### Task brief
Every entry here needs to be repeated exactly.
===== Dataset extract =====
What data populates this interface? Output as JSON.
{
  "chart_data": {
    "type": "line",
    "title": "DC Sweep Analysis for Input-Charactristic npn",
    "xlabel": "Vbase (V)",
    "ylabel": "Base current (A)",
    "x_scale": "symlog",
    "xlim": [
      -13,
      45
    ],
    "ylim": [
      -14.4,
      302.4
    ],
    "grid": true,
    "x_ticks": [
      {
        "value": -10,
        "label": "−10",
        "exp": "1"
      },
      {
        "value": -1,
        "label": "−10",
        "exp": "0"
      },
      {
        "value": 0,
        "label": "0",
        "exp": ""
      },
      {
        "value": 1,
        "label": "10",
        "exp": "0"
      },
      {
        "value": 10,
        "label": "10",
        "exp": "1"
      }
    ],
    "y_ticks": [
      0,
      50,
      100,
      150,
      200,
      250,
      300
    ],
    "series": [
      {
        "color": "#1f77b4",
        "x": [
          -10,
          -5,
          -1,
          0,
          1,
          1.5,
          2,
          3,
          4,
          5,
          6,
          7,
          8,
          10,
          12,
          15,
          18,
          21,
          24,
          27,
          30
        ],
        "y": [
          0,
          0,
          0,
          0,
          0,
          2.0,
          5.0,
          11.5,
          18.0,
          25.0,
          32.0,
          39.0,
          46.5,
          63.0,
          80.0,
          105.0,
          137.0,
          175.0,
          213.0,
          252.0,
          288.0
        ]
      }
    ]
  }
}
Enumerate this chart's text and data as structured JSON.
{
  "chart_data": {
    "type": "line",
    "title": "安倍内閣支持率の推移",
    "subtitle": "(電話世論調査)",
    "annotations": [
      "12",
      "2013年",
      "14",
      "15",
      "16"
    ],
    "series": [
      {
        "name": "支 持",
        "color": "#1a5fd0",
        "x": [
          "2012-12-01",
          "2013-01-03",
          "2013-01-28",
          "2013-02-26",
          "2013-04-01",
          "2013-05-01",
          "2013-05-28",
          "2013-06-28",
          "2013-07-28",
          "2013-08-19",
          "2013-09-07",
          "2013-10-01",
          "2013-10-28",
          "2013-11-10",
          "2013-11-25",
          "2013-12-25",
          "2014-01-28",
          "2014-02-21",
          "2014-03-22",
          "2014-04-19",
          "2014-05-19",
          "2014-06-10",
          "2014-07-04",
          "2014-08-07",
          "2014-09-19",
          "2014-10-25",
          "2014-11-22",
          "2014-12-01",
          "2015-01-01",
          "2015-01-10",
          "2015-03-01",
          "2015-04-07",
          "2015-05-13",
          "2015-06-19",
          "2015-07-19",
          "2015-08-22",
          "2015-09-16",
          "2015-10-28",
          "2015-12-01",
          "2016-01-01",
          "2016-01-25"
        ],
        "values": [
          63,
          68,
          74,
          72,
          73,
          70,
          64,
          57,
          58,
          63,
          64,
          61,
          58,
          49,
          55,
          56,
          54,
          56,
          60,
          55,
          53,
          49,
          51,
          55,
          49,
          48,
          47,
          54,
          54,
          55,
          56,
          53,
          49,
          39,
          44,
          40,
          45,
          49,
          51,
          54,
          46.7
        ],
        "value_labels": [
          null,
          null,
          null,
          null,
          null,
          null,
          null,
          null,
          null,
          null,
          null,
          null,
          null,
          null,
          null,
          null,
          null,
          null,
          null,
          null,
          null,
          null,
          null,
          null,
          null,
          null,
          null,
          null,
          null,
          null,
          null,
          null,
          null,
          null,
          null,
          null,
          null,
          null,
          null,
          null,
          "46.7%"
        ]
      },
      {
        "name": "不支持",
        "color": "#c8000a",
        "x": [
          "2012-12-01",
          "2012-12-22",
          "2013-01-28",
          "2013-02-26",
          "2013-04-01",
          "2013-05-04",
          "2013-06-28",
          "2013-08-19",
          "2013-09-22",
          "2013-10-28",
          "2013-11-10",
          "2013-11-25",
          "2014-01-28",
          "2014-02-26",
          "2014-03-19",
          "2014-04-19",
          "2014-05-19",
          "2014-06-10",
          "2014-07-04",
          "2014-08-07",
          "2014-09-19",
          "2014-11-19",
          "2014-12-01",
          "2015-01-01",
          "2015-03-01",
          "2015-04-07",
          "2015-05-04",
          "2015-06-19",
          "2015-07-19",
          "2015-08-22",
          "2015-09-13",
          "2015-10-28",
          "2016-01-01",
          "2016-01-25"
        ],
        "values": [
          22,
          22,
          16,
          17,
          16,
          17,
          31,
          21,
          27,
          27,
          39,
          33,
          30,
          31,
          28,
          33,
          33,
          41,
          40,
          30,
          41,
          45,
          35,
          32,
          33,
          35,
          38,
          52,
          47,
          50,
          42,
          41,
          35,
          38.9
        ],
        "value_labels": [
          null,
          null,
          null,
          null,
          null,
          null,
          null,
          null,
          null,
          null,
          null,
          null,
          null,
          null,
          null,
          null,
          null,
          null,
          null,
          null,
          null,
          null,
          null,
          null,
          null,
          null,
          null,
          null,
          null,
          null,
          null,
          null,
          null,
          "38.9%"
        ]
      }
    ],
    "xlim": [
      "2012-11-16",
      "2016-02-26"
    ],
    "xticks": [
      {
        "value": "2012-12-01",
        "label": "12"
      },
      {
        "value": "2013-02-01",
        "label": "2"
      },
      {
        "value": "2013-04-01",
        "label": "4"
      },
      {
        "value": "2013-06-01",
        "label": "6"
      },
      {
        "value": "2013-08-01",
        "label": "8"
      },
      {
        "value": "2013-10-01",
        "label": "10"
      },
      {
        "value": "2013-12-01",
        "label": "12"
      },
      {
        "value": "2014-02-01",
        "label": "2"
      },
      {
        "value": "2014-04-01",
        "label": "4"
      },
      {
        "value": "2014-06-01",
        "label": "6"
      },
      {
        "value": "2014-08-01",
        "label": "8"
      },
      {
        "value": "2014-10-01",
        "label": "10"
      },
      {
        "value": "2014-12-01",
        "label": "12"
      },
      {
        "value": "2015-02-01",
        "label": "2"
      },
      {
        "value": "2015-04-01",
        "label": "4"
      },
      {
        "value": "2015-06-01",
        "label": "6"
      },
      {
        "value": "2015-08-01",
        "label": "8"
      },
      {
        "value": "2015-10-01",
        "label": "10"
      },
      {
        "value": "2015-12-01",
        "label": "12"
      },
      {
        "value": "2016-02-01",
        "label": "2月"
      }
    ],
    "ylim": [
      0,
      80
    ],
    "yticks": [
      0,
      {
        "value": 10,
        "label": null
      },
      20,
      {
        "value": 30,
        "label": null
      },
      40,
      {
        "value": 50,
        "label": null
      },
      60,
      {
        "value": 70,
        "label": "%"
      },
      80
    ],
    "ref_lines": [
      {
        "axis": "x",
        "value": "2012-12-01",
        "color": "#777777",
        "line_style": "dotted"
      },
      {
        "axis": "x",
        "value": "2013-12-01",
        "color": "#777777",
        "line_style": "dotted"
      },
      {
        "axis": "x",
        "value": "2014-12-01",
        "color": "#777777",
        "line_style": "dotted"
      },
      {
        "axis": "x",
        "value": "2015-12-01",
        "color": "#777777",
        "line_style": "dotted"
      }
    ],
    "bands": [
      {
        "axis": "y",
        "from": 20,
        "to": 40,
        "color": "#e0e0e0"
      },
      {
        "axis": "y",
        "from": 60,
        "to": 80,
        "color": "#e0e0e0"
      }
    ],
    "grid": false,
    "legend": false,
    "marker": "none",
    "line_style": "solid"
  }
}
=====
### Exercise answer
What data populates this interface? Output as JSON.
{
  "chart_data": {
    "type": "line",
    "title": "DC Sweep Analysis for Input-Charactristic npn",
    "xlabel": "Vbase (V)",
    "ylabel": "Base current (A)",
    "x_scale": "symlog",
    "xlim": [
      -13,
      45
    ],
    "ylim": [
      -14.4,
      302.4
    ],
    "grid": true,
    "x_ticks": [
      {
        "value": -10,
        "label": "−10",
        "exp": "1"
      },
      {
        "value": -1,
        "label": "−10",
        "exp": "0"
      },
      {
        "value": 0,
        "label": "0",
        "exp": ""
      },
      {
        "value": 1,
        "label": "10",
        "exp": "0"
      },
      {
        "value": 10,
        "label": "10",
        "exp": "1"
      }
    ],
    "y_ticks": [
      0,
      50,
      100,
      150,
      200,
      250,
      300
    ],
    "series": [
      {
        "color": "#1f77b4",
        "x": [
          -10,
          -5,
          -1,
          0,
          1,
          1.5,
          2,
          3,
          4,
          5,
          6,
          7,
          8,
          10,
          12,
          15,
          18,
          21,
          24,
          27,
          30
        ],
        "y": [
          0,
          0,
          0,
          0,
          0,
          2.0,
          5.0,
          11.5,
          18.0,
          25.0,
          32.0,
          39.0,
          46.5,
          63.0,
          80.0,
          105.0,
          137.0,
          175.0,
          213.0,
          252.0,
          288.0
        ]
      }
    ]
  }
}
Enumerate this chart's text and data as structured JSON.
{
  "chart_data": {
    "type": "line",
    "title": "安倍内閣支持率の推移",
    "subtitle": "(電話世論調査)",
    "annotations": [
      "12",
      "2013年",
      "14",
      "15",
      "16"
    ],
    "series": [
      {
        "name": "支 持",
        "color": "#1a5fd0",
        "x": [
          "2012-12-01",
          "2013-01-03",
          "2013-01-28",
          "2013-02-26",
          "2013-04-01",
          "2013-05-01",
          "2013-05-28",
          "2013-06-28",
          "2013-07-28",
          "2013-08-19",
          "2013-09-07",
          "2013-10-01",
          "2013-10-28",
          "2013-11-10",
          "2013-11-25",
          "2013-12-25",
          "2014-01-28",
          "2014-02-21",
          "2014-03-22",
          "2014-04-19",
          "2014-05-19",
          "2014-06-10",
          "2014-07-04",
          "2014-08-07",
          "2014-09-19",
          "2014-10-25",
          "2014-11-22",
          "2014-12-01",
          "2015-01-01",
          "2015-01-10",
          "2015-03-01",
          "2015-04-07",
          "2015-05-13",
          "2015-06-19",
          "2015-07-19",
          "2015-08-22",
          "2015-09-16",
          "2015-10-28",
          "2015-12-01",
          "2016-01-01",
          "2016-01-25"
        ],
        "values": [
          63,
          68,
          74,
          72,
          73,
          70,
          64,
          57,
          58,
          63,
          64,
          61,
          58,
          49,
          55,
          56,
          54,
          56,
          60,
          55,
          53,
          49,
          51,
          55,
          49,
          48,
          47,
          54,
          54,
          55,
          56,
          53,
          49,
          39,
          44,
          40,
          45,
          49,
          51,
          54,
          46.7
        ],
        "value_labels": [
          null,
          null,
          null,
          null,
          null,
          null,
          null,
          null,
          null,
          null,
          null,
          null,
          null,
          null,
          null,
          null,
          null,
          null,
          null,
          null,
          null,
          null,
          null,
          null,
          null,
          null,
          null,
          null,
          null,
          null,
          null,
          null,
          null,
          null,
          null,
          null,
          null,
          null,
          null,
          null,
          "46.7%"
        ]
      },
      {
        "name": "不支持",
        "color": "#c8000a",
        "x": [
          "2012-12-01",
          "2012-12-22",
          "2013-01-28",
          "2013-02-26",
          "2013-04-01",
          "2013-05-04",
          "2013-06-28",
          "2013-08-19",
          "2013-09-22",
          "2013-10-28",
          "2013-11-10",
          "2013-11-25",
          "2014-01-28",
          "2014-02-26",
          "2014-03-19",
          "2014-04-19",
          "2014-05-19",
          "2014-06-10",
          "2014-07-04",
          "2014-08-07",
          "2014-09-19",
          "2014-11-19",
          "2014-12-01",
          "2015-01-01",
          "2015-03-01",
          "2015-04-07",
          "2015-05-04",
          "2015-06-19",
          "2015-07-19",
          "2015-08-22",
          "2015-09-13",
          "2015-10-28",
          "2016-01-01",
          "2016-01-25"
        ],
        "values": [
          22,
          22,
          16,
          17,
          16,
          17,
          31,
          21,
          27,
          27,
          39,
          33,
          30,
          31,
          28,
          33,
          33,
          41,
          40,
          30,
          41,
          45,
          35,
          32,
          33,
          35,
          38,
          52,
          47,
          50,
          42,
          41,
          35,
          38.9
        ],
        "value_labels": [
          null,
          null,
          null,
          null,
          null,
          null,
          null,
          null,
          null,
          null,
          null,
          null,
          null,
          null,
          null,
          null,
          null,
          null,
          null,
          null,
          null,
          null,
          null,
          null,
          null,
          null,
          null,
          null,
          null,
          null,
          null,
          null,
          null,
          "38.9%"
        ]
      }
    ],
    "xlim": [
      "2012-11-16",
      "2016-02-26"
    ],
    "xticks": [
      {
        "value": "2012-12-01",
        "label": "12"
      },
      {
        "value": "2013-02-01",
        "label": "2"
      },
      {
        "value": "2013-04-01",
        "label": "4"
      },
      {
        "value": "2013-06-01",
        "label": "6"
      },
      {
        "value": "2013-08-01",
        "label": "8"
      },
      {
        "value": "2013-10-01",
        "label": "10"
      },
      {
        "value": "2013-12-01",
        "label": "12"
      },
      {
        "value": "2014-02-01",
        "label": "2"
      },
      {
        "value": "2014-04-01",
        "label": "4"
      },
      {
        "value": "2014-06-01",
        "label": "6"
      },
      {
        "value": "2014-08-01",
        "label": "8"
      },
      {
        "value": "2014-10-01",
        "label": "10"
      },
      {
        "value": "2014-12-01",
        "label": "12"
      },
      {
        "value": "2015-02-01",
        "label": "2"
      },
      {
        "value": "2015-04-01",
        "label": "4"
      },
      {
        "value": "2015-06-01",
        "label": "6"
      },
      {
        "value": "2015-08-01",
        "label": "8"
      },
      {
        "value": "2015-10-01",
        "label": "10"
      },
      {
        "value": "2015-12-01",
        "label": "12"
      },
      {
        "value": "2016-02-01",
        "label": "2月"
      }
    ],
    "ylim": [
      0,
      80
    ],
    "yticks": [
      0,
      {
        "value": 10,
        "label": null
      },
      20,
      {
        "value": 30,
        "label": null
      },
      40,
      {
        "value": 50,
        "label": null
      },
      60,
      {
        "value": 70,
        "label": "%"
      },
      80
    ],
    "ref_lines": [
      {
        "axis": "x",
        "value": "2012-12-01",
        "color": "#777777",
        "line_style": "dotted"
      },
      {
        "axis": "x",
        "value": "2013-12-01",
        "color": "#777777",
        "line_style": "dotted"
      },
      {
        "axis": "x",
        "value": "2014-12-01",
        "color": "#777777",
        "line_style": "dotted"
      },
      {
        "axis": "x",
        "value": "2015-12-01",
        "color": "#777777",
        "line_style": "dotted"
      }
    ],
    "bands": [
      {
        "axis": "y",
        "from": 20,
        "to": 40,
        "color": "#e0e0e0"
      },
      {
        "axis": "y",
        "from": 60,
        "to": 80,
        "color": "#e0e0e0"
      }
    ],
    "grid": false,
    "legend": false,
    "marker": "none",
    "line_style": "solid"
  }
}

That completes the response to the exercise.